- Your instructions -
Identify all lines below that hold "title" and collect them.

- Available data -
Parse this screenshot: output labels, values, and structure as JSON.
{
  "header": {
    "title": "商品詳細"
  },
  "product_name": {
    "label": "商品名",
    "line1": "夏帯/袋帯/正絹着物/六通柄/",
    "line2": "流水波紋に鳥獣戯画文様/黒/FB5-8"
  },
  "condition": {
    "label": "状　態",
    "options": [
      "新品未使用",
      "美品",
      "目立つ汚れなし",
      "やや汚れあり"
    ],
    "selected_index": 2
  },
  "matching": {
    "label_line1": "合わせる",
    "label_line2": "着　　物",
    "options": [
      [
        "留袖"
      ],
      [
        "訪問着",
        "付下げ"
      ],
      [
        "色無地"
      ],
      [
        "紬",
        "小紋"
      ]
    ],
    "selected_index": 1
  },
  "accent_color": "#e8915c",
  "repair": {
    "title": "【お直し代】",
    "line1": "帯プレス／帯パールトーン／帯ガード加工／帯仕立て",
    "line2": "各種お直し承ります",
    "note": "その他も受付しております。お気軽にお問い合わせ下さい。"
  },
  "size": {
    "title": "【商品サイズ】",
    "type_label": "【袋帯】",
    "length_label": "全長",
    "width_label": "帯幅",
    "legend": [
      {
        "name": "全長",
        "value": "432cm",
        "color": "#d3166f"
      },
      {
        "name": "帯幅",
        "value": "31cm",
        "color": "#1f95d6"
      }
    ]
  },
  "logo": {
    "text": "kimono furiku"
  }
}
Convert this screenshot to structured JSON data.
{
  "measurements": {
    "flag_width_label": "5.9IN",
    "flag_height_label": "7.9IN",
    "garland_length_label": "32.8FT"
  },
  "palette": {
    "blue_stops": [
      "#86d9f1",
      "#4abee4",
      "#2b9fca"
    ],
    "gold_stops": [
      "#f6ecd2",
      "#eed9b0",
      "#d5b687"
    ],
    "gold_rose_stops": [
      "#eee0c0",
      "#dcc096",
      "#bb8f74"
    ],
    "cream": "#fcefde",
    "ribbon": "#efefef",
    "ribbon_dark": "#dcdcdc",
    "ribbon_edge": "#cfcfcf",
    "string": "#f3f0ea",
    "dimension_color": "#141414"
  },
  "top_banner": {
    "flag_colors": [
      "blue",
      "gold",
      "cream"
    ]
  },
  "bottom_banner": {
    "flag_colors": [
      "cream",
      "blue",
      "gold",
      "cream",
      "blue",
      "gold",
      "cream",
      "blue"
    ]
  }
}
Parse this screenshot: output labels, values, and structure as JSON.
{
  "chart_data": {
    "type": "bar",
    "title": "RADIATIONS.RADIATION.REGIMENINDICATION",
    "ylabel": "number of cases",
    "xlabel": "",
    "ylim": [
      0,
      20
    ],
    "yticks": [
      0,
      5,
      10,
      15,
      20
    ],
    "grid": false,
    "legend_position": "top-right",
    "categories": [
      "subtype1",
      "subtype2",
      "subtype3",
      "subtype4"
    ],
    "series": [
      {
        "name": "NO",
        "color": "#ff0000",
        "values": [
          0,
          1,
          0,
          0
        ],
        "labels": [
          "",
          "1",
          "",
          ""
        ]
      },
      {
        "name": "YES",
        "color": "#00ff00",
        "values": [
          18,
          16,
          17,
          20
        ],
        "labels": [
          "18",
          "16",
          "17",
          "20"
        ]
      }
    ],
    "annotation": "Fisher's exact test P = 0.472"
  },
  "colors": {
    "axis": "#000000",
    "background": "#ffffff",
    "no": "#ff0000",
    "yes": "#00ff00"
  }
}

- Correct result -
    "title": "商品詳細"
    "title": "【お直し代】",
    "title": "【商品サイズ】",
    "title": "RADIATIONS.RADIATION.REGIMENINDICATION",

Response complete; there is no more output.